## THE DATA
===============
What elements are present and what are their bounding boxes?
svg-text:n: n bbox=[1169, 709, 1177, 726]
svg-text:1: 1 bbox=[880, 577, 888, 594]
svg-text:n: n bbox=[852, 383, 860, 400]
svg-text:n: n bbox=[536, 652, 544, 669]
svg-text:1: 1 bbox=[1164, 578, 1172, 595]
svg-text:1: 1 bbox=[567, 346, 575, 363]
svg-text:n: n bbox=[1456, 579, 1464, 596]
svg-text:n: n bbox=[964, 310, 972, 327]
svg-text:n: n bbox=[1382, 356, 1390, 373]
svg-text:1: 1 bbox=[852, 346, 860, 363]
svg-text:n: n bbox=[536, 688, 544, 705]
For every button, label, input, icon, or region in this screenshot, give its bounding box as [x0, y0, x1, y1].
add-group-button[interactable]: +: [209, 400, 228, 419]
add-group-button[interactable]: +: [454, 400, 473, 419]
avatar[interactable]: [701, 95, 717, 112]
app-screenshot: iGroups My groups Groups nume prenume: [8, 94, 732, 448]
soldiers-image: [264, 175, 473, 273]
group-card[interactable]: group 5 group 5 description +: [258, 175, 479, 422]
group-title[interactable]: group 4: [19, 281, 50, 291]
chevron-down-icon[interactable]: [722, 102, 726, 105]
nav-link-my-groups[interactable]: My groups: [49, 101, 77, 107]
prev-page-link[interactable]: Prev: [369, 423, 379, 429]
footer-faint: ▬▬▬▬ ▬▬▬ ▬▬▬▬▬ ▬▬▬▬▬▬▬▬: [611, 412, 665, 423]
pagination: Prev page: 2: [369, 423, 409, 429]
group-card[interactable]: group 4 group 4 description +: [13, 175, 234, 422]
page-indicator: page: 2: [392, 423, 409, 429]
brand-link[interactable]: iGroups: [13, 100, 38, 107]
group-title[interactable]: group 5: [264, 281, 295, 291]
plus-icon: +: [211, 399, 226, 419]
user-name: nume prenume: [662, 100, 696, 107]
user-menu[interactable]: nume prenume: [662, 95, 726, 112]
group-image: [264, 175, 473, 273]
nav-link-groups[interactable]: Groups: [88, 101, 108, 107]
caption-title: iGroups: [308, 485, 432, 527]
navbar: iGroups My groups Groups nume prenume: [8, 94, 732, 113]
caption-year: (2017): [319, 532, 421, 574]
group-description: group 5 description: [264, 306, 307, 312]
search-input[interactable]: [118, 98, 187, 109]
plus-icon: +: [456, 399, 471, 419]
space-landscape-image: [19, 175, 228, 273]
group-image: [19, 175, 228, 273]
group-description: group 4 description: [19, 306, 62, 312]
===============
## GIVEN INSTRUCTION
Write out the material word for word, from its first line through the line that contains "svg-text:n: n bbox=[1456, 579, 1464, 596]", including both of those lines.

## WRITTEN ANSWER
What elements are present and what are their bounding boxes?
svg-text:n: n bbox=[1169, 709, 1177, 726]
svg-text:1: 1 bbox=[880, 577, 888, 594]
svg-text:n: n bbox=[852, 383, 860, 400]
svg-text:n: n bbox=[536, 652, 544, 669]
svg-text:1: 1 bbox=[1164, 578, 1172, 595]
svg-text:1: 1 bbox=[567, 346, 575, 363]
svg-text:n: n bbox=[1456, 579, 1464, 596]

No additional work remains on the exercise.